> **What you are asked to do**:
Look through the listing for the word "sexes". Copy each line that has it.

--- start Data to use ---

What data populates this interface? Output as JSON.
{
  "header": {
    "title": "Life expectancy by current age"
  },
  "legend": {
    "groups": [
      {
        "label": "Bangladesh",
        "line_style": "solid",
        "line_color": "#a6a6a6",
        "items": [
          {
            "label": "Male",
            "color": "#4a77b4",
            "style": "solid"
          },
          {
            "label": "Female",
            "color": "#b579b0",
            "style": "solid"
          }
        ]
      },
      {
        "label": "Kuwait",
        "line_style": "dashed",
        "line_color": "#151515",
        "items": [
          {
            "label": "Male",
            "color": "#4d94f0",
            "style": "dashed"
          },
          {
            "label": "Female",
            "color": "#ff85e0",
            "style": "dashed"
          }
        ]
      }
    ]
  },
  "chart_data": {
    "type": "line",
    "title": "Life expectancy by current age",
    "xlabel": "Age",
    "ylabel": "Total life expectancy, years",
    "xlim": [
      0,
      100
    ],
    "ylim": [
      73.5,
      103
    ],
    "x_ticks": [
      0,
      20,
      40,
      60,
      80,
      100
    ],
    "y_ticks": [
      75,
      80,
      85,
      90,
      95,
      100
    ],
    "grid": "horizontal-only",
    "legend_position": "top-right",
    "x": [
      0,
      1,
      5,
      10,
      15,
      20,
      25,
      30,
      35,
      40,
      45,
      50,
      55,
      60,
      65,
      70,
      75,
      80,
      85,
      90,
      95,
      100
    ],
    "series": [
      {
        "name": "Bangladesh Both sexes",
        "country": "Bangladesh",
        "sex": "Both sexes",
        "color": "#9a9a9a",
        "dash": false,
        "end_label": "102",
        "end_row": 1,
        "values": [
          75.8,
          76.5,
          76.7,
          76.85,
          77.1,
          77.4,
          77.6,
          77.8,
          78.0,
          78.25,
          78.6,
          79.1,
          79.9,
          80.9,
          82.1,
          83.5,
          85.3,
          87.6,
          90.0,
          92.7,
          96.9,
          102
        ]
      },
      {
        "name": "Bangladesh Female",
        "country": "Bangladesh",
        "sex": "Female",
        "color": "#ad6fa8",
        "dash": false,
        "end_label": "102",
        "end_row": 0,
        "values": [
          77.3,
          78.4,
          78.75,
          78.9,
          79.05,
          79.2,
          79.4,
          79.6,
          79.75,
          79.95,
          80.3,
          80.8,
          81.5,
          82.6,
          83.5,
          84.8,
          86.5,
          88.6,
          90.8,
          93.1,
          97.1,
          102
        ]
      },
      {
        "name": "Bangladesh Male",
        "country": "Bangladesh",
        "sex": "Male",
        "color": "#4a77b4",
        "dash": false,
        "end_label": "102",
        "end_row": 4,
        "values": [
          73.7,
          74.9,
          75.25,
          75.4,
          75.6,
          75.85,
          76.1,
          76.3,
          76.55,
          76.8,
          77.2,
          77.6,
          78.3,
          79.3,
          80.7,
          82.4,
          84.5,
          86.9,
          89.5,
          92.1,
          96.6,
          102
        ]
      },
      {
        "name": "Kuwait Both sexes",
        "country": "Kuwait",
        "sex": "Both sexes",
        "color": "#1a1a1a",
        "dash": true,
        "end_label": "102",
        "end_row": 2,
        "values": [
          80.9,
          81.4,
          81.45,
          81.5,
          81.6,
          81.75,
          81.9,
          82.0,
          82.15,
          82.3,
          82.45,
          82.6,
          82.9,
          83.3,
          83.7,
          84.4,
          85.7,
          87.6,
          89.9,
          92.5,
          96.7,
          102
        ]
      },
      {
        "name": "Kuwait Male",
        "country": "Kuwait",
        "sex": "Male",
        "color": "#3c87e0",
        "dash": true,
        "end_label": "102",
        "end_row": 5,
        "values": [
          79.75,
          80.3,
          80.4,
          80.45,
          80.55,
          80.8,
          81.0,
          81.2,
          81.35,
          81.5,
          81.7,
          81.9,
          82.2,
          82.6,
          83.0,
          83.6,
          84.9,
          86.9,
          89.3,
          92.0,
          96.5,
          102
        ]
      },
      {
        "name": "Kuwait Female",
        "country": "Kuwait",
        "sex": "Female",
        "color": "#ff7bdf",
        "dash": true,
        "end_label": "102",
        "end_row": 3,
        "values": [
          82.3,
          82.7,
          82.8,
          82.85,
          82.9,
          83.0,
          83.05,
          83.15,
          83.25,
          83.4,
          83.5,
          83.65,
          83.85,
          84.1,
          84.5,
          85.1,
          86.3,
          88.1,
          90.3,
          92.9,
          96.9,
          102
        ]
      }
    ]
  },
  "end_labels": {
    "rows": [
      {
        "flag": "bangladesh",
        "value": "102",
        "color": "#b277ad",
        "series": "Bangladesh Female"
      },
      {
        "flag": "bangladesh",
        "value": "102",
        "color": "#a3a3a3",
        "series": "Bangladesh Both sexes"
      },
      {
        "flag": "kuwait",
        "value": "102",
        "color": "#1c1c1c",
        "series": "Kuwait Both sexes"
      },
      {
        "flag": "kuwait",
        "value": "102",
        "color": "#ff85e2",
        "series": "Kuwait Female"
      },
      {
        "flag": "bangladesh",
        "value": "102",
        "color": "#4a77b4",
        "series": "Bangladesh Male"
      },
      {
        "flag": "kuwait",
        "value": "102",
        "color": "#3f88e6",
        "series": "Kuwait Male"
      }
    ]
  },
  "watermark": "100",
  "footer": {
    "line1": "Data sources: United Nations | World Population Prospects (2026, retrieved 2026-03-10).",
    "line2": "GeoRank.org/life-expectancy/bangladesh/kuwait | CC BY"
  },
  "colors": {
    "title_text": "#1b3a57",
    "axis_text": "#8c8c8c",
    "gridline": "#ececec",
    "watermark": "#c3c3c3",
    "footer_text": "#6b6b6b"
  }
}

--- end Data to use ---
--- start Data to use ---

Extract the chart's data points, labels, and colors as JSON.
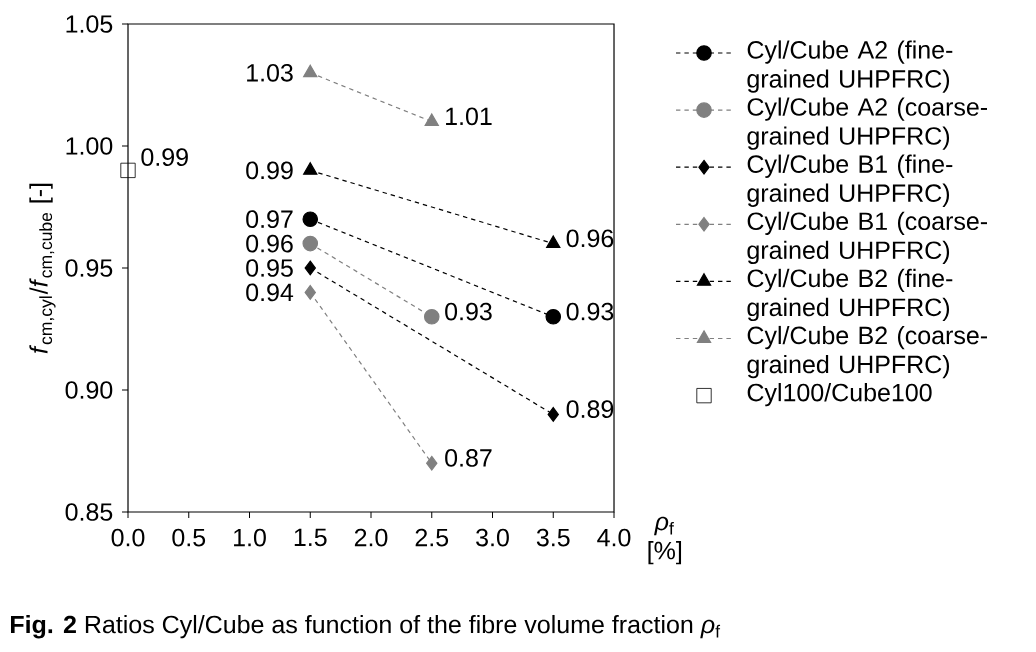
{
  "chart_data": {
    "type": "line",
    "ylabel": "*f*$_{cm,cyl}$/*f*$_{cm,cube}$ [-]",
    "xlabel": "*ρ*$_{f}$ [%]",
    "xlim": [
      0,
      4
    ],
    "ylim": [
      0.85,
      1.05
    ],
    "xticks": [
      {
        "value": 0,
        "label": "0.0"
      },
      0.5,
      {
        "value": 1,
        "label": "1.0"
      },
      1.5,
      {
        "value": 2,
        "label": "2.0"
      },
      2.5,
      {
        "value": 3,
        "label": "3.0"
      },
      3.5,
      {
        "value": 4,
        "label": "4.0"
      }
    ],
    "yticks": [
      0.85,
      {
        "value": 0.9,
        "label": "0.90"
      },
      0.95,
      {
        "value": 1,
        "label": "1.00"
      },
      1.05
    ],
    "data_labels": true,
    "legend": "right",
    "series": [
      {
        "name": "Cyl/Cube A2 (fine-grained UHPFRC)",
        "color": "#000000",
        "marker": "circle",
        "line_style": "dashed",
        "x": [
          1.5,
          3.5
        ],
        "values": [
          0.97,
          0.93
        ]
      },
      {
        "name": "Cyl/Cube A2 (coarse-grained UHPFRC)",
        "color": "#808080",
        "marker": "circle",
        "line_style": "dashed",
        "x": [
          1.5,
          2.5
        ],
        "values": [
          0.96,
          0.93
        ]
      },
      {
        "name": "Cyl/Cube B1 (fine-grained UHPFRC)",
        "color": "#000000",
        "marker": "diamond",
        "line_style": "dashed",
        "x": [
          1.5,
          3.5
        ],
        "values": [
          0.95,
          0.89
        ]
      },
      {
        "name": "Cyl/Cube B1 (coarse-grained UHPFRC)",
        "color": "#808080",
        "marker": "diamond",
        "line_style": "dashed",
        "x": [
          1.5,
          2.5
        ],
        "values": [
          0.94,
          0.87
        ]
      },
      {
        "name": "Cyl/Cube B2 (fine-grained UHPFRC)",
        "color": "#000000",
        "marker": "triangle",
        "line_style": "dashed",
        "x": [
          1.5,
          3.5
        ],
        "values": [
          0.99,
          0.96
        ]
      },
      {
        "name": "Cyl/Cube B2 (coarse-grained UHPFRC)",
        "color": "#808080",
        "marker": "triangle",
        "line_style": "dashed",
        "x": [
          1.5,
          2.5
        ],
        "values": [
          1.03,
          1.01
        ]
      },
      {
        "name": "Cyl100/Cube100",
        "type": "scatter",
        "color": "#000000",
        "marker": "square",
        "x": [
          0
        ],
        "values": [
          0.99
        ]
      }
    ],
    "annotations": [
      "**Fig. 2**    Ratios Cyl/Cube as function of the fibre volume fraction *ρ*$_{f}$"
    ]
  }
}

--- end Data to use ---

> **Solution below**:
        "name": "Bangladesh Both sexes",
        "sex": "Both sexes",
        "name": "Kuwait Both sexes",
        "sex": "Both sexes",
        "series": "Bangladesh Both sexes"
        "series": "Kuwait Both sexes"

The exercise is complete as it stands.